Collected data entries
::::::::::

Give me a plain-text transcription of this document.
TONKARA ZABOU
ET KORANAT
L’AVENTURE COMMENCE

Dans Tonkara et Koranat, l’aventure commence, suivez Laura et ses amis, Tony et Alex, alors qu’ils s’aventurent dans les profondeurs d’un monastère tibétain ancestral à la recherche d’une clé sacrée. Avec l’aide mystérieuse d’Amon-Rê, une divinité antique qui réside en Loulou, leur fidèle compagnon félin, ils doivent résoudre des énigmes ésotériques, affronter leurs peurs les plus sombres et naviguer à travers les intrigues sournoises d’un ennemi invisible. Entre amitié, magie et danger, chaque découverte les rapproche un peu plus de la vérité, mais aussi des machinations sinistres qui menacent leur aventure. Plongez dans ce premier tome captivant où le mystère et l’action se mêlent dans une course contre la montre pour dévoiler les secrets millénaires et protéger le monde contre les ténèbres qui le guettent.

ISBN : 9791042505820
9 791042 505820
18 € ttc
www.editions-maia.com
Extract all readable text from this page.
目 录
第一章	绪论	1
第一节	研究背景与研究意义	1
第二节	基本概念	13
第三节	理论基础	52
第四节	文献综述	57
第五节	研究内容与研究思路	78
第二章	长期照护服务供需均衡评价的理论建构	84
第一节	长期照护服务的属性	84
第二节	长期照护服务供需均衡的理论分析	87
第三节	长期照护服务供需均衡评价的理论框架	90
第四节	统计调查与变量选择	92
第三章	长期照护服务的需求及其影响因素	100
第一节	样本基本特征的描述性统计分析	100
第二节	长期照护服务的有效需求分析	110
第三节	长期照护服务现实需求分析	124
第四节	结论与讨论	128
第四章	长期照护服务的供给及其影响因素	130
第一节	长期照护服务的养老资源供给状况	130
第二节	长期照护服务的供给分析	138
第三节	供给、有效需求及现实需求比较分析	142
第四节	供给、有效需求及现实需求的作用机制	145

::::::::::

### THE REQUEST
Write out every record, exactly as written.

### OUTPUT FOR THIS EXERCISE
Give me a plain-text transcription of this document.
TONKARA ZABOU
ET KORANAT
L’AVENTURE COMMENCE

Dans Tonkara et Koranat, l’aventure commence, suivez Laura et ses amis, Tony et Alex, alors qu’ils s’aventurent dans les profondeurs d’un monastère tibétain ancestral à la recherche d’une clé sacrée. Avec l’aide mystérieuse d’Amon-Rê, une divinité antique qui réside en Loulou, leur fidèle compagnon félin, ils doivent résoudre des énigmes ésotériques, affronter leurs peurs les plus sombres et naviguer à travers les intrigues sournoises d’un ennemi invisible. Entre amitié, magie et danger, chaque découverte les rapproche un peu plus de la vérité, mais aussi des machinations sinistres qui menacent leur aventure. Plongez dans ce premier tome captivant où le mystère et l’action se mêlent dans une course contre la montre pour dévoiler les secrets millénaires et protéger le monde contre les ténèbres qui le guettent.

ISBN : 9791042505820
9 791042 505820
18 € ttc
www.editions-maia.com
Extract all readable text from this page.
目 录
第一章	绪论	1
第一节	研究背景与研究意义	1
第二节	基本概念	13
第三节	理论基础	52
第四节	文献综述	57
第五节	研究内容与研究思路	78
第二章	长期照护服务供需均衡评价的理论建构	84
第一节	长期照护服务的属性	84
第二节	长期照护服务供需均衡的理论分析	87
第三节	长期照护服务供需均衡评价的理论框架	90
第四节	统计调查与变量选择	92
第三章	长期照护服务的需求及其影响因素	100
第一节	样本基本特征的描述性统计分析	100
第二节	长期照护服务的有效需求分析	110
第三节	长期照护服务现实需求分析	124
第四节	结论与讨论	128
第四章	长期照护服务的供给及其影响因素	130
第一节	长期照护服务的养老资源供给状况	130
第二节	长期照护服务的供给分析	138
第三节	供给、有效需求及现实需求比较分析	142
第四节	供给、有效需求及现实需求的作用机制	145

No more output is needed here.